Objectives —
1) Decide whether each statement below agrees with the MultiIndex thread, answering yes or no and quoting the text's deciding words for each. (a) The asker wants a solution that does not rely on parsing the feature column names as strings. (b) The reply says the from_ methods are mainly used when the new MultiIndex depends on the original column names. (c) In the EDIT1 code, the second level of the columns ends with 'val'.
2) Reproduce the part of the MultiIndex thread between "and I'd like" and "original columns names.", inclusive.
3) In the EDIT1 code of the MultiIndex thread, what value fills the first level for every column except the last?

Passage —
● ● ●

问题
I've a dataframe which looks like this
some feature another feature label
sample
0 ... ... ...
and I'd like to get a dataframe with multiindexed columns like this
features label
sample some another
0 ... ... ...
From the API it's not clear to me how to use from_arrays(), from_product(), from_tuples() or from_frame() correctly. The solution shall not depend on string parsing of the feature columns (some feature, another feature). The last column for the label is the last column and it's column name label may be used. How can I get want I want?
回答1:
From the API it's not clear to me how to use
from_arrays(),from_product(),from_tuples()orfrom_frame()correctly.
It is mainly used, if generate new DataFrame with MultiIndex independent of original columns names.
So it means if need completely new MultiIndex, e.g. by lists or arrays:
a = ['a','a','b']
b = ['x','y','z']
df.columns = pd.MultiIndex.from_arrays([a,b])
print (df)
a b
x y z
sample
0 2 3 5
1 4 5 7
EDIT1: If want set all columns to MultiIndex all columns same way without last one:
a = ['parent'] * (len(df.columns) - 1) + ['label']
b = df.columns[:-1].tolist() + ['val']
df.columns = pd.MultiIndex.from_arrays([a,b])

● ● ●

(Layout records)
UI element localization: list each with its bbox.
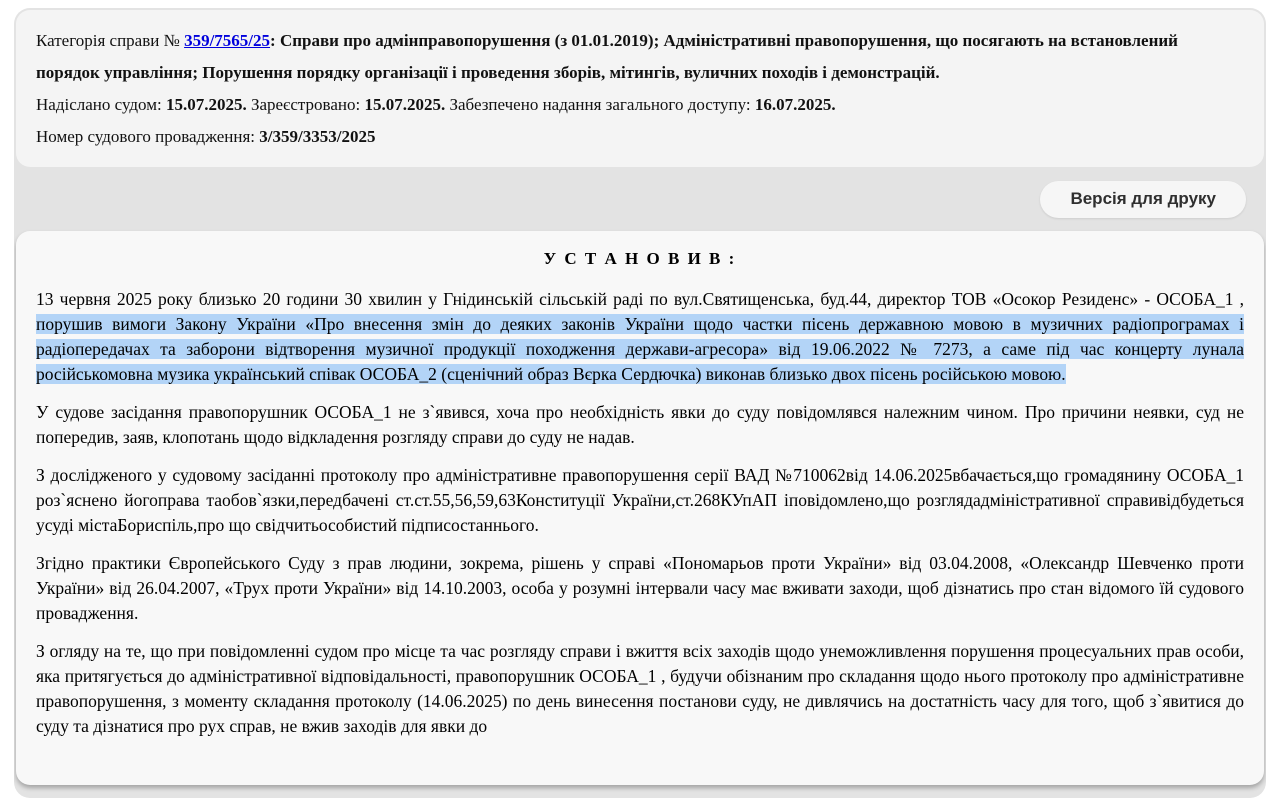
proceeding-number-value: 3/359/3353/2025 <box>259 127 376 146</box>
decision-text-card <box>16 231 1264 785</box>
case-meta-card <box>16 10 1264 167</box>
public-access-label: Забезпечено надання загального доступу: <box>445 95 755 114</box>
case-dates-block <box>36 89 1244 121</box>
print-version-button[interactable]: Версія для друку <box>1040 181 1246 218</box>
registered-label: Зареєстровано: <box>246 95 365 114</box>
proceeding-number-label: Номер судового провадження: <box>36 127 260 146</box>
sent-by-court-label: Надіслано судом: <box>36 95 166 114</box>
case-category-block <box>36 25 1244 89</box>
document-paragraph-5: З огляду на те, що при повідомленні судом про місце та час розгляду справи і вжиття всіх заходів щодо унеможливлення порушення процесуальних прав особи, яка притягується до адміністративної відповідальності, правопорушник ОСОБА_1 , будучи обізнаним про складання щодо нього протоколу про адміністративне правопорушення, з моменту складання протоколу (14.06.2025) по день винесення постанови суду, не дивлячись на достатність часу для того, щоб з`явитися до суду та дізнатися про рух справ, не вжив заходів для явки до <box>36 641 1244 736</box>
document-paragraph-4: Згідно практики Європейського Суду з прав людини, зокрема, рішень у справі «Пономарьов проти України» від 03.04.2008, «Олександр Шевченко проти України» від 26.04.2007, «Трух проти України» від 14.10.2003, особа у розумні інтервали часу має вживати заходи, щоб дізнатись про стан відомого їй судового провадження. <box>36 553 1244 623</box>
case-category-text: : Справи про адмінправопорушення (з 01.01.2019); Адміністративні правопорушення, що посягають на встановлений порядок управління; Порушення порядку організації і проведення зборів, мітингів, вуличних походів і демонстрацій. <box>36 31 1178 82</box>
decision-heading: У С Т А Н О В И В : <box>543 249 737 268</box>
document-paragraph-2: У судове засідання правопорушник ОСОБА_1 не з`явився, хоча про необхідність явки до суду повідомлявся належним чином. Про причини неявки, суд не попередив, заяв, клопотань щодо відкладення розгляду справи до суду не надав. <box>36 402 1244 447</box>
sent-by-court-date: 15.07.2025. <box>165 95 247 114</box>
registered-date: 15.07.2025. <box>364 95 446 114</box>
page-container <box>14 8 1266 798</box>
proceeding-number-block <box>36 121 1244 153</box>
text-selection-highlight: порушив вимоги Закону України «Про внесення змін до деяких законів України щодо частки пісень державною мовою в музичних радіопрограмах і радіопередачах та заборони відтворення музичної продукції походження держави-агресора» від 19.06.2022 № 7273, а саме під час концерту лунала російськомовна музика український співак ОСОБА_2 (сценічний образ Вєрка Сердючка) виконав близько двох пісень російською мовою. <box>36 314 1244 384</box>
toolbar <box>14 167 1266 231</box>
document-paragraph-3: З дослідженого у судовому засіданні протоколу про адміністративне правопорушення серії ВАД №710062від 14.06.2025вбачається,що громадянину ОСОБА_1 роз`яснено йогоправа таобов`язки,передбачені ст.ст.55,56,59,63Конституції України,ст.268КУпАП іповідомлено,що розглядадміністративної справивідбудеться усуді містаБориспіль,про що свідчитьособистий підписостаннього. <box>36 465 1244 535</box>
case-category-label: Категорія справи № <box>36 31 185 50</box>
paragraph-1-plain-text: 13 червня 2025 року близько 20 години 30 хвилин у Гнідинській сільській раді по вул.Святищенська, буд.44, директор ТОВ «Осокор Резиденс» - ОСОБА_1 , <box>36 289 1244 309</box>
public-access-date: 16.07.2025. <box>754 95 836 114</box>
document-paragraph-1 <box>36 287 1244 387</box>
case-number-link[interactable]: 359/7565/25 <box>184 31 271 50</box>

● ● ●

The answers —
1)
(a) Yes: "The solution shall not depend on string parsing of the feature columns"
(b) No: "It is mainly used, if generate new DataFrame with MultiIndex independent of original columns names."
(c) Yes: "b = df.columns[:-1].tolist() + ['val']"

2)
and I'd like to get a dataframe with multiindexed columns like this
features label
sample some another
0 ... ... ...
From the API it's not clear to me how to use from_arrays(), from_product(), from_tuples() or from_frame() correctly. The solution shall not depend on string parsing of the feature columns (some feature, another feature). The last column for the label is the last column and it's column name label may be used. How can I get want I want?
回答1:
From the API it's not clear to me how to use
from_arrays(),from_product(),from_tuples()orfrom_frame()correctly.
It is mainly used, if generate new DataFrame with MultiIndex independent of original columns names.

3) 'parent'